Task goal: Produce an exact copy of all the records.

--*--

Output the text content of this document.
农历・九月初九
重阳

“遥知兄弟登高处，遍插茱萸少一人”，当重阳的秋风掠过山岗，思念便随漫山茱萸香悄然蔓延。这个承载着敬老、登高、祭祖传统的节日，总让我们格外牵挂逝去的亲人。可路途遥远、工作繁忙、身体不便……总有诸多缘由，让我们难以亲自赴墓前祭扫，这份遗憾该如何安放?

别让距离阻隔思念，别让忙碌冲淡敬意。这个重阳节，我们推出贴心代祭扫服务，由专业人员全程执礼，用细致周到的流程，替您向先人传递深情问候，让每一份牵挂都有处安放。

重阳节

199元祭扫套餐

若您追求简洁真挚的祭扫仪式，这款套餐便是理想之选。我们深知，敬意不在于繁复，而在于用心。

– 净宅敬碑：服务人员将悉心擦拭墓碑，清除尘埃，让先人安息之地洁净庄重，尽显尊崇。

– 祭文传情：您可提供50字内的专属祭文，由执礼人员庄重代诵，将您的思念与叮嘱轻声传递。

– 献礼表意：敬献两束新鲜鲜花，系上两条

--*--

Reply to the exercise:
Output the text content of this document.
农历・九月初九
重阳

“遥知兄弟登高处，遍插茱萸少一人”，当重阳的秋风掠过山岗，思念便随漫山茱萸香悄然蔓延。这个承载着敬老、登高、祭祖传统的节日，总让我们格外牵挂逝去的亲人。可路途遥远、工作繁忙、身体不便……总有诸多缘由，让我们难以亲自赴墓前祭扫，这份遗憾该如何安放?

别让距离阻隔思念，别让忙碌冲淡敬意。这个重阳节，我们推出贴心代祭扫服务，由专业人员全程执礼，用细致周到的流程，替您向先人传递深情问候，让每一份牵挂都有处安放。

重阳节

199元祭扫套餐

若您追求简洁真挚的祭扫仪式，这款套餐便是理想之选。我们深知，敬意不在于繁复，而在于用心。

– 净宅敬碑：服务人员将悉心擦拭墓碑，清除尘埃，让先人安息之地洁净庄重，尽显尊崇。

– 祭文传情：您可提供50字内的专属祭文，由执礼人员庄重代诵，将您的思念与叮嘱轻声传递。

– 献礼表意：敬献两束新鲜鲜花，系上两条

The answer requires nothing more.